Task brief: Scan the data. Collect each line that contains the word "game".

Excerpted data:
********************
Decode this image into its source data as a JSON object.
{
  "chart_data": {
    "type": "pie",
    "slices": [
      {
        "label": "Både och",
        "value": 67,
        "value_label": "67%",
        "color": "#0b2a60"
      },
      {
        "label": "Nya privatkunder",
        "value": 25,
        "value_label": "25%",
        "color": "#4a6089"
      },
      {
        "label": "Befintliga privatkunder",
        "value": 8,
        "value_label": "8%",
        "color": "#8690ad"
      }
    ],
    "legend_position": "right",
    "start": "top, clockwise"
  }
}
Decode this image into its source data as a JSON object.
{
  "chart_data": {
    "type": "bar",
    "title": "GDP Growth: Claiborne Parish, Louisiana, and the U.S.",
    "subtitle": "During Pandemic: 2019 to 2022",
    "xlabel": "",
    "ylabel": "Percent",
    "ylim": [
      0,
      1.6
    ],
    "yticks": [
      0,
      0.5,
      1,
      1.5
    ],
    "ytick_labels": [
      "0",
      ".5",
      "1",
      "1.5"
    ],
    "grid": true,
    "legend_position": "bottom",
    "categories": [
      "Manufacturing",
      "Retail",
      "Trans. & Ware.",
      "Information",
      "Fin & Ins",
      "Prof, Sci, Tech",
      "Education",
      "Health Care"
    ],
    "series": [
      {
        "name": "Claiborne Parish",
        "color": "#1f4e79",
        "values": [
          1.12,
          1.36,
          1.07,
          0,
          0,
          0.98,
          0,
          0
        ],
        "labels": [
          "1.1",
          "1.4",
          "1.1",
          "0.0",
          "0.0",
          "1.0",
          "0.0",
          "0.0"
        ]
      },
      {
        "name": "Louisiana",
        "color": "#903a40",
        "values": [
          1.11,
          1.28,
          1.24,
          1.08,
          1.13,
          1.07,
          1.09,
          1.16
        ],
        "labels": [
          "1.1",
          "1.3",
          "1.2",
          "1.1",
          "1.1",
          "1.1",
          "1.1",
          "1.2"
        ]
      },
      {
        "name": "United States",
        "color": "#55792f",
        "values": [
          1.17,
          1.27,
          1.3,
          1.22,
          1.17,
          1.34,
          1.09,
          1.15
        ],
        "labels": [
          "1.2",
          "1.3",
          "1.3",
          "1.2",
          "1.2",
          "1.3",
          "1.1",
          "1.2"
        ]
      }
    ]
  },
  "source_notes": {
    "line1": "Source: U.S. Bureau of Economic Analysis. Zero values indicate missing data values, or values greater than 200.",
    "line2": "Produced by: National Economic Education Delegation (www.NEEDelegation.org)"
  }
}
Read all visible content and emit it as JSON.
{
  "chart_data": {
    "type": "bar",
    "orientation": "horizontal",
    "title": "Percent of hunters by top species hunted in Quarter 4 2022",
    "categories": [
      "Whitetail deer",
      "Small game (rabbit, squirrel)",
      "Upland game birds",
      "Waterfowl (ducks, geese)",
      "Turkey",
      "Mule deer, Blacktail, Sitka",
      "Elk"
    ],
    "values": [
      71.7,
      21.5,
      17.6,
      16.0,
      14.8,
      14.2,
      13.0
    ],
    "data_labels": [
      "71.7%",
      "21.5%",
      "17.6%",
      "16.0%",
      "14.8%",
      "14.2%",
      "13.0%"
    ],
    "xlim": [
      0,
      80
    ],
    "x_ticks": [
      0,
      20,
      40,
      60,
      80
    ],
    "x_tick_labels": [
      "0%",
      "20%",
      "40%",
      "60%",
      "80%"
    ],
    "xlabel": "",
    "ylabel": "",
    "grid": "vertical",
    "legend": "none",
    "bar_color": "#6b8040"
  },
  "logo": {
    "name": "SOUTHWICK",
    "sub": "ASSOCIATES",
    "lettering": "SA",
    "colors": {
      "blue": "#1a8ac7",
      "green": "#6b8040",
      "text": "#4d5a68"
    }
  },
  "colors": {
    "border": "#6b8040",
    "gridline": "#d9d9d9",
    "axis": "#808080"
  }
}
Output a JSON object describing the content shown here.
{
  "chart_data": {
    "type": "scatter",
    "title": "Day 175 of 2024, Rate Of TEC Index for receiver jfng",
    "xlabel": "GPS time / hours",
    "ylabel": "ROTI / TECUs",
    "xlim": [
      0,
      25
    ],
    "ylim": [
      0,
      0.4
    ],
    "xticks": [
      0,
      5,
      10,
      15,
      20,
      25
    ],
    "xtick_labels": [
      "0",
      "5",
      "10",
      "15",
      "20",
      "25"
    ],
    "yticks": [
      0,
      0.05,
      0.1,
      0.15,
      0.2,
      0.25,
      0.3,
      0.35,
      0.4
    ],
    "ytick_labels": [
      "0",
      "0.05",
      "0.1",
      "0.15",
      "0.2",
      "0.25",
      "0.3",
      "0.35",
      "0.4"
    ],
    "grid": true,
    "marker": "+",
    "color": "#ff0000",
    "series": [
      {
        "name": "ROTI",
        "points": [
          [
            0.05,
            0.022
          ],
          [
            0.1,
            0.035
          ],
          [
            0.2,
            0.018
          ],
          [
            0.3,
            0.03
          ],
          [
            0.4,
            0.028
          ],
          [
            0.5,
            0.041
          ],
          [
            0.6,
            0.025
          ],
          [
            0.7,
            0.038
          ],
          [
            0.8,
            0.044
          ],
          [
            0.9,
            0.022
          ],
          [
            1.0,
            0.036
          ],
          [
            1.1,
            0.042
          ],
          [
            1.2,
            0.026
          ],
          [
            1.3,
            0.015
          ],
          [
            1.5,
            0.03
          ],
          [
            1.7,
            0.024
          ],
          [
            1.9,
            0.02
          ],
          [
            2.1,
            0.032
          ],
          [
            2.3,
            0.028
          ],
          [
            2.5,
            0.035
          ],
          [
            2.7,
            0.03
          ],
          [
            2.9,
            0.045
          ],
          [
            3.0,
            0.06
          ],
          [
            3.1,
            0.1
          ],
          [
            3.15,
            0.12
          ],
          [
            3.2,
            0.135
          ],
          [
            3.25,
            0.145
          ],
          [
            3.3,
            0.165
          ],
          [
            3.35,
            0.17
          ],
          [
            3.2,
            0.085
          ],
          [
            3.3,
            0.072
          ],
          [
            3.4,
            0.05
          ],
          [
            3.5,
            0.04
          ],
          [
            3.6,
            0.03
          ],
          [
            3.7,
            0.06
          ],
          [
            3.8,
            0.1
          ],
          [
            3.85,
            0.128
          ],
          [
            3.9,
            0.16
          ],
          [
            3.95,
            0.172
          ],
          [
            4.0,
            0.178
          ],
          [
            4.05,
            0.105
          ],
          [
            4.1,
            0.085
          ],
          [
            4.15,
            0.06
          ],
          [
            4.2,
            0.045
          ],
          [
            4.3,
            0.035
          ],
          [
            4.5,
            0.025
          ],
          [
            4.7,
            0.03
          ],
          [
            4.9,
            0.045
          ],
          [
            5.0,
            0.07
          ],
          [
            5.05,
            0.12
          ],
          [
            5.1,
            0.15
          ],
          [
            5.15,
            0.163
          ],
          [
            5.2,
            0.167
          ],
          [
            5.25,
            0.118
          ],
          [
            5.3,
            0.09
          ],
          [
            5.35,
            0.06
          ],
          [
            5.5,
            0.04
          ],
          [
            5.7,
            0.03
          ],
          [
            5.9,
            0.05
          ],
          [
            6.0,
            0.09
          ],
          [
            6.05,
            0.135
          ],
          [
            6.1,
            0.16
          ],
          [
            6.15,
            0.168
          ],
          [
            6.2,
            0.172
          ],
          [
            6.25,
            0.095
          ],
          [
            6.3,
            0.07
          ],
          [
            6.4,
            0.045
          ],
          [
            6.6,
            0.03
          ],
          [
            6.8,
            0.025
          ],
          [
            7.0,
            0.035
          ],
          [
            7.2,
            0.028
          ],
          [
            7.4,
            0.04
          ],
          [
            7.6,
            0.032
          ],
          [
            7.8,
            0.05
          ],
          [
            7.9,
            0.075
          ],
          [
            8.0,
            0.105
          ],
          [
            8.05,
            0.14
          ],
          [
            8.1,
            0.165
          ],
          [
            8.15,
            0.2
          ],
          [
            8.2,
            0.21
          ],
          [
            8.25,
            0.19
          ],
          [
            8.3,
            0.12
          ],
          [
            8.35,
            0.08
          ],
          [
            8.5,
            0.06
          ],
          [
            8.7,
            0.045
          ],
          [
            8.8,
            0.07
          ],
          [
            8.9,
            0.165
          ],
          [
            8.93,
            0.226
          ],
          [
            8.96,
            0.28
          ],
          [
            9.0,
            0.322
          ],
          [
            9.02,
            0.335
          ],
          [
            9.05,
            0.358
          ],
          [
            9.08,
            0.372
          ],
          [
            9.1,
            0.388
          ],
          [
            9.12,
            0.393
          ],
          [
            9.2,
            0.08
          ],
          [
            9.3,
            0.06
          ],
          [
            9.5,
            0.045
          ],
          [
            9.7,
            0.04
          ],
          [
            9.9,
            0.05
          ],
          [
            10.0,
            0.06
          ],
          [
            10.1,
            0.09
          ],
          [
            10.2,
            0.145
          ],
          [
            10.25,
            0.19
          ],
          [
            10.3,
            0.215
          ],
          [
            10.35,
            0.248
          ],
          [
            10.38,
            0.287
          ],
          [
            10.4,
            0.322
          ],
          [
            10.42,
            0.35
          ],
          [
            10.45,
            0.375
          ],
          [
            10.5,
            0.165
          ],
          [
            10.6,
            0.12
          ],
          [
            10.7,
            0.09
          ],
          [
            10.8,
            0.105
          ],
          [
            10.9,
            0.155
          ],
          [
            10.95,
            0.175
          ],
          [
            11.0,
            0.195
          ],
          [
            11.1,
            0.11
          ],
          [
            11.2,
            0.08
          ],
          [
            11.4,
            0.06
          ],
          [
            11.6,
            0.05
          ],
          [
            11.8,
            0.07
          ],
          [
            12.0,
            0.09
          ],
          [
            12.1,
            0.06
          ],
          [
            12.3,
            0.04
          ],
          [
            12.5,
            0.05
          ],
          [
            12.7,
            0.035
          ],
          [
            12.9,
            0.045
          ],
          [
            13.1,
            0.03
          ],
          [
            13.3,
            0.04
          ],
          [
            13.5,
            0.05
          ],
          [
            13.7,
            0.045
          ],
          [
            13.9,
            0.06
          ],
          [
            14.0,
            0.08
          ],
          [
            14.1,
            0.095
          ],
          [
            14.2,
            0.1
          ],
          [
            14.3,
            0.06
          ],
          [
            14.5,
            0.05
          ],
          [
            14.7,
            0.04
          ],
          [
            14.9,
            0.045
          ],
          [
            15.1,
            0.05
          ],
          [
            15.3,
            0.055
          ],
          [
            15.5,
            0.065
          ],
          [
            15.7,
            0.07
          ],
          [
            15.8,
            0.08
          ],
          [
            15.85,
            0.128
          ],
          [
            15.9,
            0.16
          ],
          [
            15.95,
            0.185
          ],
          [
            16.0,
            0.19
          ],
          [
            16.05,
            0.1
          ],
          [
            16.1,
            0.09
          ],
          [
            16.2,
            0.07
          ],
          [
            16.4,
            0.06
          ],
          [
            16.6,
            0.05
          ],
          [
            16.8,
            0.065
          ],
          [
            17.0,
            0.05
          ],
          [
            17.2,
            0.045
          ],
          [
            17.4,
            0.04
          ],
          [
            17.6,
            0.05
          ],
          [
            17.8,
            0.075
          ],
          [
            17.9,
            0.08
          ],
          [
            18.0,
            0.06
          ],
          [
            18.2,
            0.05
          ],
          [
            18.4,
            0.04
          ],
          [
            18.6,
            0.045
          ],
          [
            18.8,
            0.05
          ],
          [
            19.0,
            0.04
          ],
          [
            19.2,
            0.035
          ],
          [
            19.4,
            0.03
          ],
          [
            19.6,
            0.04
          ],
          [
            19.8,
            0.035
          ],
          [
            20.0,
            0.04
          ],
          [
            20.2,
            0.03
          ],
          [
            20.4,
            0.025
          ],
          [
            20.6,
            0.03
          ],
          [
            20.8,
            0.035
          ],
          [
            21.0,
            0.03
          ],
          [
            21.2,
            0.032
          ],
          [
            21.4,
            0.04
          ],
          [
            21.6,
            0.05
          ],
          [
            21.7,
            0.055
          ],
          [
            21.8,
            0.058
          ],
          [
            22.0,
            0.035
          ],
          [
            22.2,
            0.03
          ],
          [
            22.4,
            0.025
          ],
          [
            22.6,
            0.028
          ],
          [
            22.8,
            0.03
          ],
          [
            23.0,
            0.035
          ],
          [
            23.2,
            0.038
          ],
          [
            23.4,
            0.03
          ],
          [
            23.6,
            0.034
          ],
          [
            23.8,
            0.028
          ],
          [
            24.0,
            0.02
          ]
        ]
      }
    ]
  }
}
********************
Response to the task:
      "Small game (rabbit, squirrel)",
      "Upland game birds",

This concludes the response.